Look through the data below. Show each line where the string "glyph" occurs.

Start Record extracts

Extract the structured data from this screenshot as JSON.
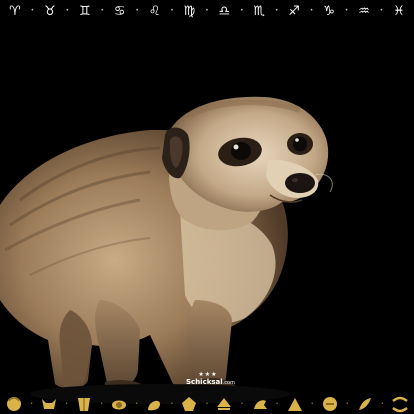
{
  "zodiac": {
    "signs": [
      {
        "name": "aries",
        "glyph": "♈"
      },
      {
        "name": "taurus",
        "glyph": "♉"
      },
      {
        "name": "gemini",
        "glyph": "♊"
      },
      {
        "name": "cancer",
        "glyph": "♋"
      },
      {
        "name": "leo",
        "glyph": "♌"
      },
      {
        "name": "virgo",
        "glyph": "♍"
      },
      {
        "name": "libra",
        "glyph": "♎"
      },
      {
        "name": "scorpio",
        "glyph": "♏"
      },
      {
        "name": "sagittarius",
        "glyph": "♐"
      },
      {
        "name": "capricorn",
        "glyph": "♑"
      },
      {
        "name": "aquarius",
        "glyph": "♒"
      },
      {
        "name": "pisces",
        "glyph": "♓"
      }
    ],
    "separator": "•"
  },
  "logo": {
    "stars": "★★★",
    "name": "Schicksal",
    "suffix": ".com"
  },
  "gold_bar": {
    "separator": "•",
    "icons": [
      "ram-icon",
      "bull-icon",
      "twins-icon",
      "crab-icon",
      "lion-icon",
      "maiden-icon",
      "scales-icon",
      "scorpion-icon",
      "archer-icon",
      "goat-icon",
      "waterbearer-icon",
      "fish-icon"
    ]
  },
  "colors": {
    "background": "#000000",
    "gold": "#d9b24a",
    "gold_dark": "#8c6a1e"
  }
}
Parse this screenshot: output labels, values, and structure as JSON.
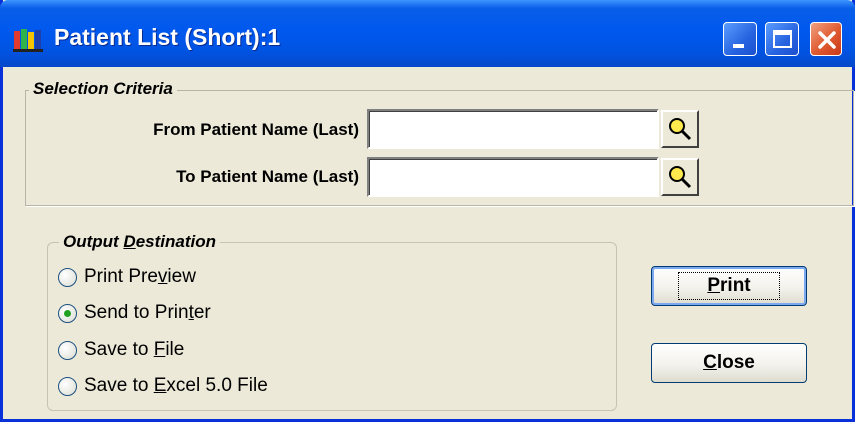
{
  "window": {
    "title": "Patient List (Short):1",
    "controls": [
      "minimize-icon",
      "maximize-icon",
      "close-icon"
    ]
  },
  "selection_criteria": {
    "legend": "Selection Criteria",
    "from_label": "From Patient Name (Last)",
    "from_value": "",
    "to_label": "To Patient Name (Last)",
    "to_value": ""
  },
  "output_destination": {
    "legend_pre": "Output ",
    "legend_mnemonic": "D",
    "legend_post": "estination",
    "options": [
      {
        "pre": "Print Pre",
        "mnemonic": "v",
        "post": "iew",
        "selected": false
      },
      {
        "pre": "Send to Prin",
        "mnemonic": "t",
        "post": "er",
        "selected": true
      },
      {
        "pre": "Save to ",
        "mnemonic": "F",
        "post": "ile",
        "selected": false
      },
      {
        "pre": "Save to ",
        "mnemonic": "E",
        "post": "xcel 5.0 File",
        "selected": false
      }
    ]
  },
  "buttons": {
    "print_pre": "",
    "print_mnemonic": "P",
    "print_post": "rint",
    "close_pre": "",
    "close_mnemonic": "C",
    "close_post": "lose"
  },
  "colors": {
    "titlebar": "#0054e3",
    "face": "#ece9d8",
    "radio_selected": "#21a121"
  }
}
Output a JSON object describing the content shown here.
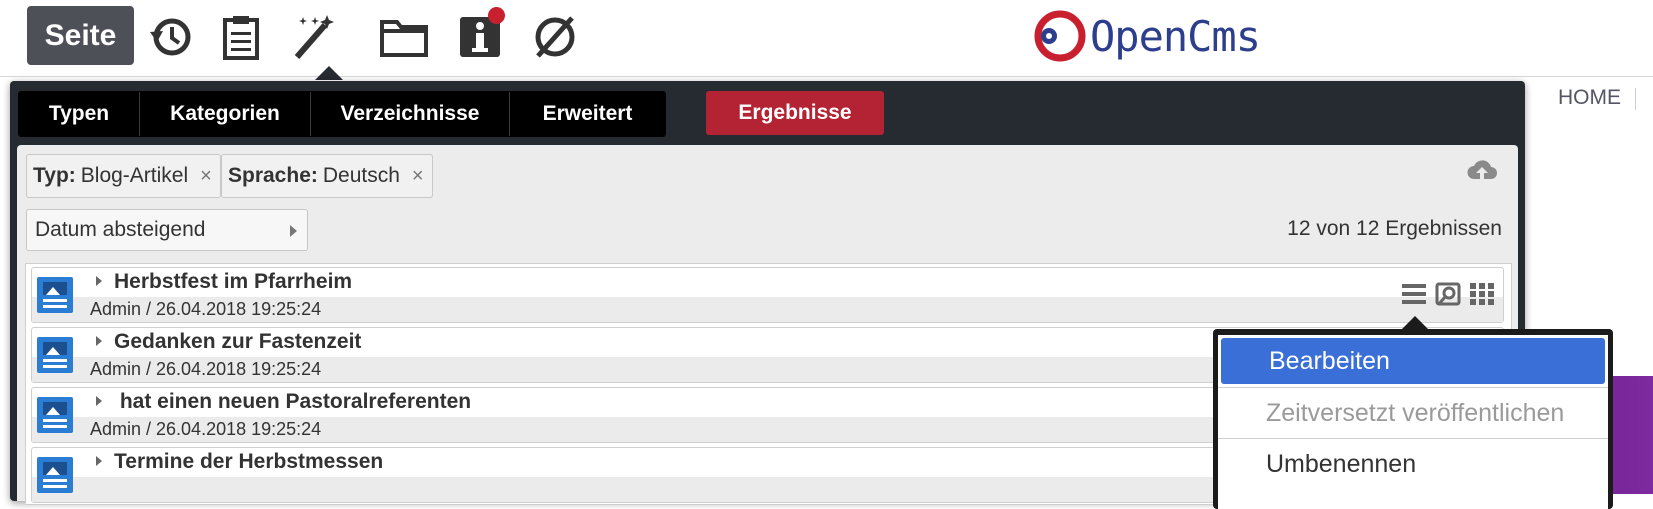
{
  "toolbar": {
    "page_button": "Seite",
    "icons": [
      "history-icon",
      "clipboard-icon",
      "magic-wand-icon",
      "folder-icon",
      "info-icon",
      "hide-icon"
    ]
  },
  "logo": {
    "text": "OpenCms",
    "ring_color": "#c8202f",
    "text_color": "#2d3e8c"
  },
  "background_page": {
    "nav_home": "HOME"
  },
  "gallery": {
    "tabs": [
      "Typen",
      "Kategorien",
      "Verzeichnisse",
      "Erweitert"
    ],
    "results_tab": "Ergebnisse",
    "filters": [
      {
        "label": "Typ:",
        "value": "Blog-Artikel"
      },
      {
        "label": "Sprache:",
        "value": "Deutsch"
      }
    ],
    "remove_symbol": "×",
    "sort": {
      "value": "Datum absteigend"
    },
    "result_count": "12 von 12 Ergebnissen",
    "results": [
      {
        "title": "Herbstfest im Pfarrheim",
        "meta": "Admin / 26.04.2018 19:25:24"
      },
      {
        "title": "Gedanken zur Fastenzeit",
        "meta": "Admin / 26.04.2018 19:25:24"
      },
      {
        "title": " hat einen neuen Pastoralreferenten",
        "meta": "Admin / 26.04.2018 19:25:24"
      },
      {
        "title": "Termine der Herbstmessen",
        "meta": ""
      }
    ],
    "row_action_icons": [
      "menu-icon",
      "preview-icon",
      "grid-icon"
    ]
  },
  "context_menu": {
    "items": [
      {
        "label": "Bearbeiten",
        "state": "active"
      },
      {
        "label": "Zeitversetzt veröffentlichen",
        "state": "disabled"
      },
      {
        "label": "Umbenennen",
        "state": "normal"
      }
    ]
  },
  "colors": {
    "accent_red": "#b32333",
    "highlight_blue": "#3a6fd8",
    "dark_panel": "#262a31",
    "purple_bg": "#6a1c8a"
  }
}
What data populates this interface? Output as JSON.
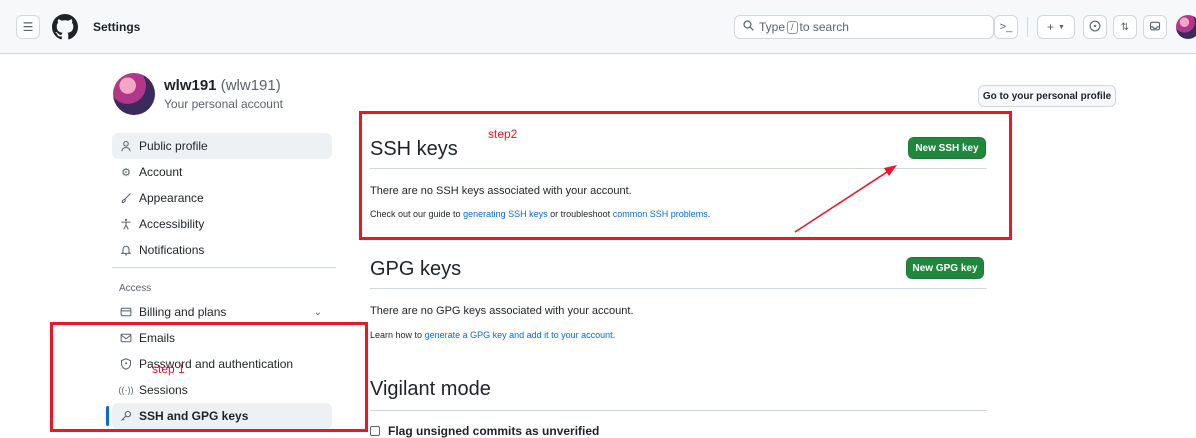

End Record extracts

### [Finished exercise]
        "glyph": "♈"
        "glyph": "♉"
        "glyph": "♊"
        "glyph": "♋"
        "glyph": "♌"
        "glyph": "♍"
        "glyph": "♎"
        "glyph": "♏"
        "glyph": "♐"
        "glyph": "♑"
        "glyph": "♒"
        "glyph": "♓"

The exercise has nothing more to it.